» **TASK PROMPT**
Without the pictures, can you quote each line below exactly?

**********

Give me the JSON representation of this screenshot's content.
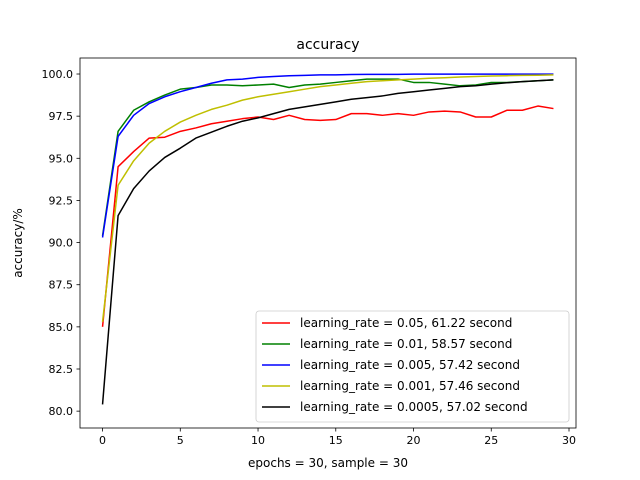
{
  "chart_data": {
    "type": "line",
    "title": "accuracy",
    "xlabel": "epochs = 30, sample = 30",
    "ylabel": "accuracy/%",
    "xlim": [
      -1.45,
      30.45
    ],
    "ylim": [
      79.0,
      100.95
    ],
    "xticks": [
      0,
      5,
      10,
      15,
      20,
      25,
      30
    ],
    "yticks": [
      80.0,
      82.5,
      85.0,
      87.5,
      90.0,
      92.5,
      95.0,
      97.5,
      100.0
    ],
    "ytick_labels": [
      "80.0",
      "82.5",
      "85.0",
      "87.5",
      "90.0",
      "92.5",
      "95.0",
      "97.5",
      "100.0"
    ],
    "grid": false,
    "legend_position": "lower-right",
    "x": [
      0,
      1,
      2,
      3,
      4,
      5,
      6,
      7,
      8,
      9,
      10,
      11,
      12,
      13,
      14,
      15,
      16,
      17,
      18,
      19,
      20,
      21,
      22,
      23,
      24,
      25,
      26,
      27,
      28,
      29
    ],
    "series": [
      {
        "name": "learning_rate = 0.05, 61.22 second",
        "color": "#ff0000",
        "values": [
          85.0,
          94.5,
          95.4,
          96.2,
          96.25,
          96.6,
          96.8,
          97.05,
          97.2,
          97.35,
          97.45,
          97.3,
          97.55,
          97.3,
          97.25,
          97.3,
          97.65,
          97.65,
          97.55,
          97.65,
          97.55,
          97.75,
          97.8,
          97.75,
          97.45,
          97.45,
          97.85,
          97.85,
          98.1,
          97.95
        ]
      },
      {
        "name": "learning_rate = 0.01, 58.57 second",
        "color": "#008000",
        "values": [
          90.4,
          96.6,
          97.85,
          98.35,
          98.75,
          99.1,
          99.2,
          99.35,
          99.35,
          99.3,
          99.35,
          99.4,
          99.2,
          99.35,
          99.4,
          99.5,
          99.6,
          99.7,
          99.7,
          99.7,
          99.5,
          99.5,
          99.4,
          99.3,
          99.35,
          99.5,
          99.5,
          99.55,
          99.6,
          99.65
        ]
      },
      {
        "name": "learning_rate = 0.005, 57.42 second",
        "color": "#0000ff",
        "values": [
          90.3,
          96.3,
          97.55,
          98.25,
          98.65,
          98.95,
          99.2,
          99.45,
          99.65,
          99.7,
          99.8,
          99.85,
          99.9,
          99.92,
          99.95,
          99.95,
          99.97,
          99.98,
          99.98,
          99.98,
          99.99,
          99.99,
          99.99,
          99.99,
          99.99,
          99.99,
          99.99,
          99.99,
          99.99,
          99.99
        ]
      },
      {
        "name": "learning_rate = 0.001, 57.46 second",
        "color": "#bfbf00",
        "values": [
          85.3,
          93.4,
          94.85,
          95.9,
          96.6,
          97.15,
          97.55,
          97.9,
          98.15,
          98.45,
          98.65,
          98.8,
          98.95,
          99.1,
          99.25,
          99.35,
          99.45,
          99.55,
          99.6,
          99.65,
          99.7,
          99.75,
          99.78,
          99.82,
          99.85,
          99.88,
          99.9,
          99.92,
          99.93,
          99.95
        ]
      },
      {
        "name": "learning_rate = 0.0005, 57.02 second",
        "color": "#000000",
        "values": [
          80.4,
          91.6,
          93.2,
          94.25,
          95.05,
          95.6,
          96.2,
          96.55,
          96.9,
          97.2,
          97.4,
          97.65,
          97.9,
          98.05,
          98.2,
          98.35,
          98.5,
          98.6,
          98.7,
          98.85,
          98.95,
          99.05,
          99.15,
          99.25,
          99.3,
          99.4,
          99.48,
          99.55,
          99.6,
          99.65
        ]
      }
    ]
  }
}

**********

» **RESPONSE FOR THIS EXERCISE**
Give me the JSON representation of this screenshot's content.
{
  "chart_data": {
    "type": "line",
    "title": "accuracy",
    "xlabel": "epochs = 30, sample = 30",
    "ylabel": "accuracy/%",
    "xlim": [
      -1.45,
      30.45
    ],
    "ylim": [
      79.0,
      100.95
    ],
    "xticks": [
      0,
      5,
      10,
      15,
      20,
      25,
      30
    ],
    "yticks": [
      80.0,
      82.5,
      85.0,
      87.5,
      90.0,
      92.5,
      95.0,
      97.5,
      100.0
    ],
    "ytick_labels": [
      "80.0",
      "82.5",
      "85.0",
      "87.5",
      "90.0",
      "92.5",
      "95.0",
      "97.5",
      "100.0"
    ],
    "grid": false,
    "legend_position": "lower-right",
    "x": [
      0,
      1,
      2,
      3,
      4,
      5,
      6,
      7,
      8,
      9,
      10,
      11,
      12,
      13,
      14,
      15,
      16,
      17,
      18,
      19,
      20,
      21,
      22,
      23,
      24,
      25,
      26,
      27,
      28,
      29
    ],
    "series": [
      {
        "name": "learning_rate = 0.05, 61.22 second",
        "color": "#ff0000",
        "values": [
          85.0,
          94.5,
          95.4,
          96.2,
          96.25,
          96.6,
          96.8,
          97.05,
          97.2,
          97.35,
          97.45,
          97.3,
          97.55,
          97.3,
          97.25,
          97.3,
          97.65,
          97.65,
          97.55,
          97.65,
          97.55,
          97.75,
          97.8,
          97.75,
          97.45,
          97.45,
          97.85,
          97.85,
          98.1,
          97.95
        ]
      },
      {
        "name": "learning_rate = 0.01, 58.57 second",
        "color": "#008000",
        "values": [
          90.4,
          96.6,
          97.85,
          98.35,
          98.75,
          99.1,
          99.2,
          99.35,
          99.35,
          99.3,
          99.35,
          99.4,
          99.2,
          99.35,
          99.4,
          99.5,
          99.6,
          99.7,
          99.7,
          99.7,
          99.5,
          99.5,
          99.4,
          99.3,
          99.35,
          99.5,
          99.5,
          99.55,
          99.6,
          99.65
        ]
      },
      {
        "name": "learning_rate = 0.005, 57.42 second",
        "color": "#0000ff",
        "values": [
          90.3,
          96.3,
          97.55,
          98.25,
          98.65,
          98.95,
          99.2,
          99.45,
          99.65,
          99.7,
          99.8,
          99.85,
          99.9,
          99.92,
          99.95,
          99.95,
          99.97,
          99.98,
          99.98,
          99.98,
          99.99,
          99.99,
          99.99,
          99.99,
          99.99,
          99.99,
          99.99,
          99.99,
          99.99,
          99.99
        ]
      },
      {
        "name": "learning_rate = 0.001, 57.46 second",
        "color": "#bfbf00",
        "values": [
          85.3,
          93.4,
          94.85,
          95.9,
          96.6,
          97.15,
          97.55,
          97.9,
          98.15,
          98.45,
          98.65,
          98.8,
          98.95,
          99.1,
          99.25,
          99.35,
          99.45,
          99.55,
          99.6,
          99.65,
          99.7,
          99.75,
          99.78,
          99.82,
          99.85,
          99.88,
          99.9,
          99.92,
          99.93,
          99.95
        ]
      },
      {
        "name": "learning_rate = 0.0005, 57.02 second",
        "color": "#000000",
        "values": [
          80.4,
          91.6,
          93.2,
          94.25,
          95.05,
          95.6,
          96.2,
          96.55,
          96.9,
          97.2,
          97.4,
          97.65,
          97.9,
          98.05,
          98.2,
          98.35,
          98.5,
          98.6,
          98.7,
          98.85,
          98.95,
          99.05,
          99.15,
          99.25,
          99.3,
          99.4,
          99.48,
          99.55,
          99.6,
          99.65
        ]
      }
    ]
  }
}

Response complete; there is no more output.